◆ Figure record extracts ◆
◆ ◆ ◆ ◆ ◆ ◆ ◆

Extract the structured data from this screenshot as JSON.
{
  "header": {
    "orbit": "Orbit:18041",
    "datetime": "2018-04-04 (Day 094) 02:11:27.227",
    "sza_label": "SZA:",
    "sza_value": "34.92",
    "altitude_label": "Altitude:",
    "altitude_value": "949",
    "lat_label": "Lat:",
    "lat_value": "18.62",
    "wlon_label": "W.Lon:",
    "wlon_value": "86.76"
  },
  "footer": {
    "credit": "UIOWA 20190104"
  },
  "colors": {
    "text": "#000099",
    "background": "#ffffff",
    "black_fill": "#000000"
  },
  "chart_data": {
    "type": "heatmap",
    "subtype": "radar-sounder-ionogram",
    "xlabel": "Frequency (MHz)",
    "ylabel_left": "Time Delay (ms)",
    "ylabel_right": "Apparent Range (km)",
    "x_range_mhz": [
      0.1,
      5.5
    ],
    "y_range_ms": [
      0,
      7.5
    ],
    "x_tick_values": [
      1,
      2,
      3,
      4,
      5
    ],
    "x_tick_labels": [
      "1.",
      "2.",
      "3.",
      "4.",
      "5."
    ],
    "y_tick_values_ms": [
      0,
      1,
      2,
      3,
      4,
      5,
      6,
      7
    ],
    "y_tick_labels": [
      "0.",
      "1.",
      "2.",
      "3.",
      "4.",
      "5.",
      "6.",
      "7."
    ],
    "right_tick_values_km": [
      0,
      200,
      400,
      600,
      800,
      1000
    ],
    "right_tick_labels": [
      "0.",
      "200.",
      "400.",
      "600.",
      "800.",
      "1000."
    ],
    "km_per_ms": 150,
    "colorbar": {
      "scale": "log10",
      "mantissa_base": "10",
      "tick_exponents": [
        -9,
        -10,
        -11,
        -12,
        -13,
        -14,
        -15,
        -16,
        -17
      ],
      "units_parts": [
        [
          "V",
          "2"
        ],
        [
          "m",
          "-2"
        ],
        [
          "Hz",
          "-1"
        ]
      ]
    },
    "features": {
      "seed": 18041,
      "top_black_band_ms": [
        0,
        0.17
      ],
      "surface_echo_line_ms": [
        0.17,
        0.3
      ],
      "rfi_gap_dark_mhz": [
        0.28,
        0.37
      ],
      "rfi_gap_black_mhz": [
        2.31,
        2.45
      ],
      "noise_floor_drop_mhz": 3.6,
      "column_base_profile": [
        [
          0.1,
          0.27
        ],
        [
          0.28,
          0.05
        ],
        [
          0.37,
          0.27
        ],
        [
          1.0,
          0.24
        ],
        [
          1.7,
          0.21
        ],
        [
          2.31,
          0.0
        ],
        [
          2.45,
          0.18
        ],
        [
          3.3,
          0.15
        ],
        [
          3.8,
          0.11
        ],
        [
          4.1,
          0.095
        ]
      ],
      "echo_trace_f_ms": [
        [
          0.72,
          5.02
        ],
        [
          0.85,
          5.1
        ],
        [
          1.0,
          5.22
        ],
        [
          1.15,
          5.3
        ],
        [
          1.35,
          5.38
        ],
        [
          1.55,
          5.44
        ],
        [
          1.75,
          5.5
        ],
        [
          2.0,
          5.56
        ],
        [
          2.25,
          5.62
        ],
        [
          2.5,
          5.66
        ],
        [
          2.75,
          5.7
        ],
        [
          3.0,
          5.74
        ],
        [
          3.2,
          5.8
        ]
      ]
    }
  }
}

◆ ◆ ◆ ◆ ◆ ◆ ◆

◆ Job ◆
The records above should be repeated in full, exactly as given.

◆ Answer for the task ◆
Extract the structured data from this screenshot as JSON.
{
  "header": {
    "orbit": "Orbit:18041",
    "datetime": "2018-04-04 (Day 094) 02:11:27.227",
    "sza_label": "SZA:",
    "sza_value": "34.92",
    "altitude_label": "Altitude:",
    "altitude_value": "949",
    "lat_label": "Lat:",
    "lat_value": "18.62",
    "wlon_label": "W.Lon:",
    "wlon_value": "86.76"
  },
  "footer": {
    "credit": "UIOWA 20190104"
  },
  "colors": {
    "text": "#000099",
    "background": "#ffffff",
    "black_fill": "#000000"
  },
  "chart_data": {
    "type": "heatmap",
    "subtype": "radar-sounder-ionogram",
    "xlabel": "Frequency (MHz)",
    "ylabel_left": "Time Delay (ms)",
    "ylabel_right": "Apparent Range (km)",
    "x_range_mhz": [
      0.1,
      5.5
    ],
    "y_range_ms": [
      0,
      7.5
    ],
    "x_tick_values": [
      1,
      2,
      3,
      4,
      5
    ],
    "x_tick_labels": [
      "1.",
      "2.",
      "3.",
      "4.",
      "5."
    ],
    "y_tick_values_ms": [
      0,
      1,
      2,
      3,
      4,
      5,
      6,
      7
    ],
    "y_tick_labels": [
      "0.",
      "1.",
      "2.",
      "3.",
      "4.",
      "5.",
      "6.",
      "7."
    ],
    "right_tick_values_km": [
      0,
      200,
      400,
      600,
      800,
      1000
    ],
    "right_tick_labels": [
      "0.",
      "200.",
      "400.",
      "600.",
      "800.",
      "1000."
    ],
    "km_per_ms": 150,
    "colorbar": {
      "scale": "log10",
      "mantissa_base": "10",
      "tick_exponents": [
        -9,
        -10,
        -11,
        -12,
        -13,
        -14,
        -15,
        -16,
        -17
      ],
      "units_parts": [
        [
          "V",
          "2"
        ],
        [
          "m",
          "-2"
        ],
        [
          "Hz",
          "-1"
        ]
      ]
    },
    "features": {
      "seed": 18041,
      "top_black_band_ms": [
        0,
        0.17
      ],
      "surface_echo_line_ms": [
        0.17,
        0.3
      ],
      "rfi_gap_dark_mhz": [
        0.28,
        0.37
      ],
      "rfi_gap_black_mhz": [
        2.31,
        2.45
      ],
      "noise_floor_drop_mhz": 3.6,
      "column_base_profile": [
        [
          0.1,
          0.27
        ],
        [
          0.28,
          0.05
        ],
        [
          0.37,
          0.27
        ],
        [
          1.0,
          0.24
        ],
        [
          1.7,
          0.21
        ],
        [
          2.31,
          0.0
        ],
        [
          2.45,
          0.18
        ],
        [
          3.3,
          0.15
        ],
        [
          3.8,
          0.11
        ],
        [
          4.1,
          0.095
        ]
      ],
      "echo_trace_f_ms": [
        [
          0.72,
          5.02
        ],
        [
          0.85,
          5.1
        ],
        [
          1.0,
          5.22
        ],
        [
          1.15,
          5.3
        ],
        [
          1.35,
          5.38
        ],
        [
          1.55,
          5.44
        ],
        [
          1.75,
          5.5
        ],
        [
          2.0,
          5.56
        ],
        [
          2.25,
          5.62
        ],
        [
          2.5,
          5.66
        ],
        [
          2.75,
          5.7
        ],
        [
          3.0,
          5.74
        ],
        [
          3.2,
          5.8
        ]
      ]
    }
  }
}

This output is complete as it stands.